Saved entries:
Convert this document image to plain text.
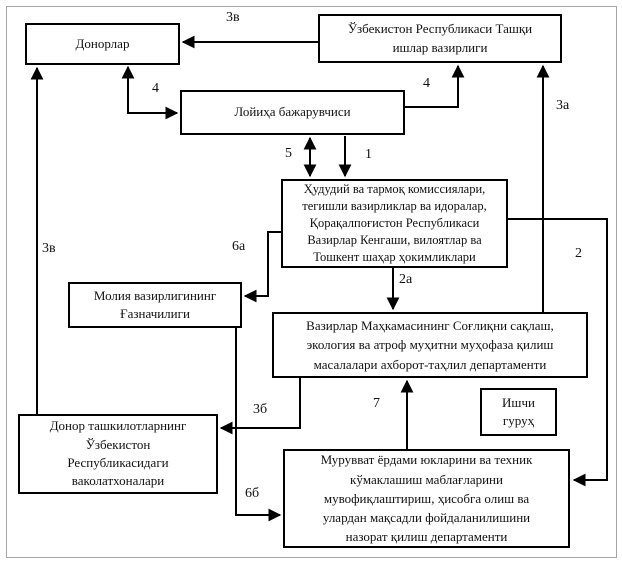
Донорлар
Ўзбекистон Республикаси Ташқи ишлар вазирлиги
Лойиҳа бажарувчиси
Ҳудудий ва тармоқ комиссиялари, тегишли вазирликлар ва идоралар, Қорақалпоғистон Республикаси Вазирлар Кенгаши, вилоятлар ва Тошкент шаҳар ҳокимликлари
Молия вазирлигининг Ғазначилиги
Вазирлар Маҳкамасининг Соғлиқни сақлаш, экология ва атроф муҳитни муҳофаза қилиш масалалари ахборот-таҳлил департаменти
Донор ташкилотларнинг Ўзбекистон Республикасидаги ваколатхоналари
Ишчи гуруҳ
Мурувват ёрдами юкларини ва техник кўмаклашиш маблағларини мувофиқлаштириш, ҳисобга олиш ва улардан мақсадли фойдаланилишини назорат қилиш департаменти
3в
4	4
5	1
3а
2
6а
2а
3б	7
6б
3в
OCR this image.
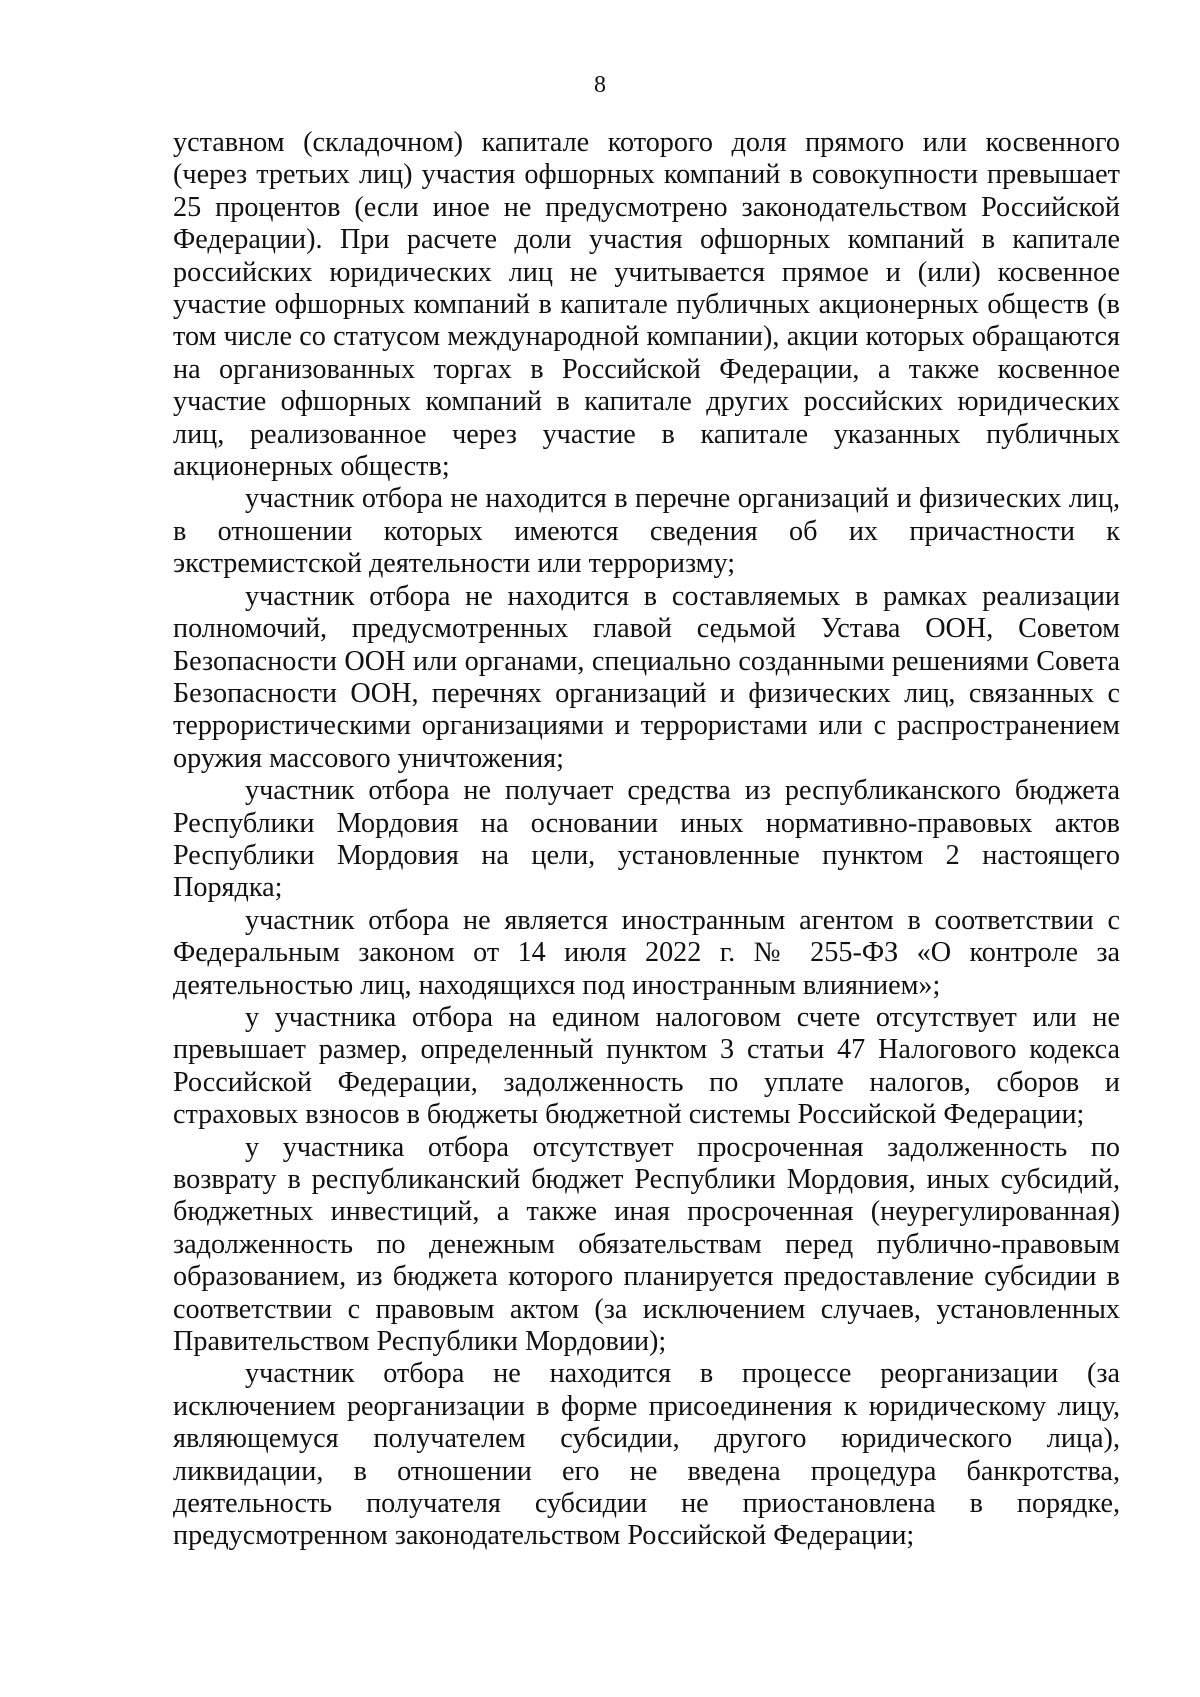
8

уставном (складочном) капитале которого доля прямого или косвенного (через третьих лиц) участия офшорных компаний в совокупности превышает 25 процентов (если иное не предусмотрено законодательством Российской Федерации). При расчете доли участия офшорных компаний в капитале российских юридических лиц не учитывается прямое и (или) косвенное участие офшорных компаний в капитале публичных акционерных обществ (в том числе со статусом международной компании), акции которых обращаются на организованных торгах в Российской Федерации, а также косвенное участие офшорных компаний в капитале других российских юридических лиц, реализованное через участие в капитале указанных публичных акционерных обществ;

участник отбора не находится в перечне организаций и физических лиц, в отношении которых имеются сведения об их причастности к экстремистской деятельности или терроризму;

участник отбора не находится в составляемых в рамках реализации полномочий, предусмотренных главой седьмой Устава ООН, Советом Безопасности ООН или органами, специально созданными решениями Совета Безопасности ООН, перечнях организаций и физических лиц, связанных с террористическими организациями и террористами или с распространением оружия массового уничтожения;

участник отбора не получает средства из республиканского бюджета Республики Мордовия на основании иных нормативно-правовых актов Республики Мордовия на цели, установленные пунктом 2 настоящего Порядка;

участник отбора не является иностранным агентом в соответствии с Федеральным законом от 14 июля 2022 г. № 255-ФЗ «О контроле за деятельностью лиц, находящихся под иностранным влиянием»;

у участника отбора на едином налоговом счете отсутствует или не превышает размер, определенный пунктом 3 статьи 47 Налогового кодекса Российской Федерации, задолженность по уплате налогов, сборов и страховых взносов в бюджеты бюджетной системы Российской Федерации;

у участника отбора отсутствует просроченная задолженность по возврату в республиканский бюджет Республики Мордовия, иных субсидий, бюджетных инвестиций, а также иная просроченная (неурегулированная) задолженность по денежным обязательствам перед публично-правовым образованием, из бюджета которого планируется предоставление субсидии в соответствии с правовым актом (за исключением случаев, установленных Правительством Республики Мордовии);

участник отбора не находится в процессе реорганизации (за исключением реорганизации в форме присоединения к юридическому лицу, являющемуся получателем субсидии, другого юридического лица), ликвидации, в отношении его не введена процедура банкротства, деятельность получателя субсидии не приостановлена в порядке, предусмотренном законодательством Российской Федерации;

■ **Work instructions**
Only the number is needed here: how many lines of the records contain "image"?

■ **Expected output**
2